__Task details__. For the material that follows, list every line containing the word "port".

-- Raw data start --

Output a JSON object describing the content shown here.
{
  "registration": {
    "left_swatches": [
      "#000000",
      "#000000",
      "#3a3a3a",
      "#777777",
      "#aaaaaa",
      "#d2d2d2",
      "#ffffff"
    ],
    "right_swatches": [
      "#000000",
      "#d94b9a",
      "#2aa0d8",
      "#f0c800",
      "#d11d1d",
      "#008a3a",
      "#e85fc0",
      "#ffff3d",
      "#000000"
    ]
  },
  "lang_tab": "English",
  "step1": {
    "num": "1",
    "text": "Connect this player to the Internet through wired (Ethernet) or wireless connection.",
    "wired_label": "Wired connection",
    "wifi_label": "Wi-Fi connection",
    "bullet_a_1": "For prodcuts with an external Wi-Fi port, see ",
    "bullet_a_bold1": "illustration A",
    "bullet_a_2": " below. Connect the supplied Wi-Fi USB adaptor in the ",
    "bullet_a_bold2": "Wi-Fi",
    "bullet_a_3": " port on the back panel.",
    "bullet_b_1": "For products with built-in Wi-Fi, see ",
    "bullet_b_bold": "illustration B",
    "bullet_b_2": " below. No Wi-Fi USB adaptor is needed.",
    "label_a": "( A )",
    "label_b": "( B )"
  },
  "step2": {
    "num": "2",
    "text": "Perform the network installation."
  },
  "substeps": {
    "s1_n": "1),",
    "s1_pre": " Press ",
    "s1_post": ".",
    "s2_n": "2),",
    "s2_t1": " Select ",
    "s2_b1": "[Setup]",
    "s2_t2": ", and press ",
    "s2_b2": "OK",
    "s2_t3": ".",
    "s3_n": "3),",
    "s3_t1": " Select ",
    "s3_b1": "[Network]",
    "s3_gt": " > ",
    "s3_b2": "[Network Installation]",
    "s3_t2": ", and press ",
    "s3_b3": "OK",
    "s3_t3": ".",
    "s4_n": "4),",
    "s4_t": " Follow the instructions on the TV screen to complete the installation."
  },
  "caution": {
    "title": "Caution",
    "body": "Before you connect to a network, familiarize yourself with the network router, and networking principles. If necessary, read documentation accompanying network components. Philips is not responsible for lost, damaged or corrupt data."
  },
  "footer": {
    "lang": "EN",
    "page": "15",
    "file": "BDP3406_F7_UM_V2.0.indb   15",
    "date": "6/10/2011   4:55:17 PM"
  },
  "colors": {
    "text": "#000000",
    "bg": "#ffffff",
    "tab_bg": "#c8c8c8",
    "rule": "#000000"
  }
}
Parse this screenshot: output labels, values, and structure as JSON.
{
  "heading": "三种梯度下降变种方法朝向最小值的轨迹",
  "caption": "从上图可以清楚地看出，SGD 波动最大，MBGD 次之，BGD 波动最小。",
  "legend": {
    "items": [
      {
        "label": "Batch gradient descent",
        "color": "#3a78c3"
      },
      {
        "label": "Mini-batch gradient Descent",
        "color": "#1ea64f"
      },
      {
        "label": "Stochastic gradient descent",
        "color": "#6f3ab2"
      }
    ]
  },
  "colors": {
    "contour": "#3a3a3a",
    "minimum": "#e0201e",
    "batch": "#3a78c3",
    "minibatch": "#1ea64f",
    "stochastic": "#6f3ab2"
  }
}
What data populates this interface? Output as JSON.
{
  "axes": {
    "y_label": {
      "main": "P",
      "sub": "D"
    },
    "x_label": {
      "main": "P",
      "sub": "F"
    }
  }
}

-- Raw data end --

__Reply__.
    "bullet_a_1": "For prodcuts with an external Wi-Fi port, see ",
    "bullet_a_3": " port on the back panel.",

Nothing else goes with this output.